Problem description »
Find the lines holding the word "icon" and collect them.

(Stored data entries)
━━━━━━━━━━━━━━━━━━━━━━━━━━━━━━
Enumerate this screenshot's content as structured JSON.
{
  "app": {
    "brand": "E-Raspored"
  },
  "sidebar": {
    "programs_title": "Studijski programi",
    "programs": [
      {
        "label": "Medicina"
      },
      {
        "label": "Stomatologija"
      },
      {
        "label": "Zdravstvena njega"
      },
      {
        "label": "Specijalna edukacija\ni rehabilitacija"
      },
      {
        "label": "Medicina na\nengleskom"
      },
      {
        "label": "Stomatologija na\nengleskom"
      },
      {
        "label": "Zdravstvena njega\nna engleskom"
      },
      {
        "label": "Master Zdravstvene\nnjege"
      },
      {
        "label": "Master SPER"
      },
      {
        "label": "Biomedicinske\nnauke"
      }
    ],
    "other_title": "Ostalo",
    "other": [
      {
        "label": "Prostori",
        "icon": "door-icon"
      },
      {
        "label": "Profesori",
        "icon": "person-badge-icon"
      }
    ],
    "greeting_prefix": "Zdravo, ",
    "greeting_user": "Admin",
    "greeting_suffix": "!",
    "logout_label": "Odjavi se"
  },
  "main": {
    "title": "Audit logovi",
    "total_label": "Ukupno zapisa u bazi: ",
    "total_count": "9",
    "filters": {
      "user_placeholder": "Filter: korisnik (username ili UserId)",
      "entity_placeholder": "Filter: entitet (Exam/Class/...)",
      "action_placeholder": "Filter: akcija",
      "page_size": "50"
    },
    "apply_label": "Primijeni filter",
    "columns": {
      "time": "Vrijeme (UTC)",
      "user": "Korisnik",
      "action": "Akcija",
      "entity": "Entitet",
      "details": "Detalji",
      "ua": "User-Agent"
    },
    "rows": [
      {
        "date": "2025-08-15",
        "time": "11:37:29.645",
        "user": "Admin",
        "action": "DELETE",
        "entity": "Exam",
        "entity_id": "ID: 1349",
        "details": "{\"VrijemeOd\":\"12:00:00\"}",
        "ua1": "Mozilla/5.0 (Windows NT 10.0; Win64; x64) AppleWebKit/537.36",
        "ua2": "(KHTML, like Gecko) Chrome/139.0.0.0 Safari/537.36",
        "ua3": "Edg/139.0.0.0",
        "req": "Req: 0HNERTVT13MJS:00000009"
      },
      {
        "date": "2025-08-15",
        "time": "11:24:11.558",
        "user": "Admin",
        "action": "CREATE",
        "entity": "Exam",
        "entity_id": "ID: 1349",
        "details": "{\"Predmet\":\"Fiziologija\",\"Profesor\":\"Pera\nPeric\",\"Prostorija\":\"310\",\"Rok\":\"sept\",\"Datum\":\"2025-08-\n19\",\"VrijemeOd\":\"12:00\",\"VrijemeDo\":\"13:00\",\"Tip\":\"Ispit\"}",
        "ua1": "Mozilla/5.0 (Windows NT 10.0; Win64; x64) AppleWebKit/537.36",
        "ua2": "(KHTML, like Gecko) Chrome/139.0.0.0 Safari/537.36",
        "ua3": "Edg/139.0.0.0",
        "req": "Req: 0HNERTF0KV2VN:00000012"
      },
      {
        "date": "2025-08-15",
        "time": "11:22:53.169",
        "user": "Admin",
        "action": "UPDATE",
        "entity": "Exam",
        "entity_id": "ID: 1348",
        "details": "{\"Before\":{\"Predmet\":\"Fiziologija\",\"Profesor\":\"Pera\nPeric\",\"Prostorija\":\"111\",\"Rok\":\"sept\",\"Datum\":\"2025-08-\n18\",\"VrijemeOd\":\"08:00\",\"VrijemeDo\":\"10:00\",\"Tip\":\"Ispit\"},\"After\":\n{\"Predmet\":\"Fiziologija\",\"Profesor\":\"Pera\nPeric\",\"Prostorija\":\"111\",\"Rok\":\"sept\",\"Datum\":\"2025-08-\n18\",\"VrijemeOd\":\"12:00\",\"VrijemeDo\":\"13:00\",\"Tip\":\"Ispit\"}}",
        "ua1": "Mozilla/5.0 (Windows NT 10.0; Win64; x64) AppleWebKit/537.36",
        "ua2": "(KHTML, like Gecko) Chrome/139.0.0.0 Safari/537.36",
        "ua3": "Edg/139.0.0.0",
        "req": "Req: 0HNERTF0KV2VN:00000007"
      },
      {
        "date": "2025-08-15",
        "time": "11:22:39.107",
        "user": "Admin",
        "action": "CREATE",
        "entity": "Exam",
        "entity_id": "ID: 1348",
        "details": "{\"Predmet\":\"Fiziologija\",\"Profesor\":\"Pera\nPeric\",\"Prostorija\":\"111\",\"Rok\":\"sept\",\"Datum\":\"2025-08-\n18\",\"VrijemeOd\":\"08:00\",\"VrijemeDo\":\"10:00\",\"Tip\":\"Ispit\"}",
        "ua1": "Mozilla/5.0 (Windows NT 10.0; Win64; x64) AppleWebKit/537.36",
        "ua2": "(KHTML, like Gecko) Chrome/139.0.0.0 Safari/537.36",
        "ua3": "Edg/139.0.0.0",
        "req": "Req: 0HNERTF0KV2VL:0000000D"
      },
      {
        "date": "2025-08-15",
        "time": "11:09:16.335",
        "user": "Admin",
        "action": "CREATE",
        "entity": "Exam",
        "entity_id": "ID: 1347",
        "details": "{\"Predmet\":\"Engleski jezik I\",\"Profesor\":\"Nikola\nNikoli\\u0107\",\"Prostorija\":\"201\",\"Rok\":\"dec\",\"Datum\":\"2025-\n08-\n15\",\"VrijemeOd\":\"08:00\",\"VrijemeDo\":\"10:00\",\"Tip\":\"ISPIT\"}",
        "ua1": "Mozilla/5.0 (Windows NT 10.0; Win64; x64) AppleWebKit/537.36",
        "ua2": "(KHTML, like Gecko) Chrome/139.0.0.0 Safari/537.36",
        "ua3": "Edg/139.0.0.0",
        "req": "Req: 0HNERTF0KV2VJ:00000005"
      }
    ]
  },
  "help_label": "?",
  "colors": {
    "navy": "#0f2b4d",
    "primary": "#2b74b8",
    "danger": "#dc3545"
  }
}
━━━━━━━━━━━━━━━━━━━━━━━━━━━━━━
Exercise result »
        "icon": "door-icon"
        "icon": "person-badge-icon"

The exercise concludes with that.